— START OF Data for this task —

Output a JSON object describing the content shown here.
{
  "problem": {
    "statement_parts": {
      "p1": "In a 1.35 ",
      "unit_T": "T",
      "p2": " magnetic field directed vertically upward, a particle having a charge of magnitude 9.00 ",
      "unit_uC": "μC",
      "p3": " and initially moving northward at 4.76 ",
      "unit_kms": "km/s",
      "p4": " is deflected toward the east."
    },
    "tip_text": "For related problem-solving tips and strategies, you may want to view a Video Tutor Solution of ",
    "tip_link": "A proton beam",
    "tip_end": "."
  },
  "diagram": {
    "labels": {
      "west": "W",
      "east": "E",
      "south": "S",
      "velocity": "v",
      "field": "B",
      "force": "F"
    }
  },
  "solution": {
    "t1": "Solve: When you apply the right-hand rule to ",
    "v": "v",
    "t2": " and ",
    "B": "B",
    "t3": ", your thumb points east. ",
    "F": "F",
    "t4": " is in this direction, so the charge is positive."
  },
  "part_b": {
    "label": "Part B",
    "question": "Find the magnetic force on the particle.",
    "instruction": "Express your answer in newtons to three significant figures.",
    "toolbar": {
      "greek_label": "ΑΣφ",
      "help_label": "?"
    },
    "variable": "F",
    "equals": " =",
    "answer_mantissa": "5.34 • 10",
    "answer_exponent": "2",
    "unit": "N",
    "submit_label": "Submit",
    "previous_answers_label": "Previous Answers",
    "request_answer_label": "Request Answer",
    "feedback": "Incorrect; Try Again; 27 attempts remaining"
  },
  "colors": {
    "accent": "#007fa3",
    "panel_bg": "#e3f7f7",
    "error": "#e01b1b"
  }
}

— END OF Data for this task —

Go through the records. Copy each line where "force" appears.

**Exercise output:**
      "force": "F"
    "question": "Find the magnetic force on the particle.",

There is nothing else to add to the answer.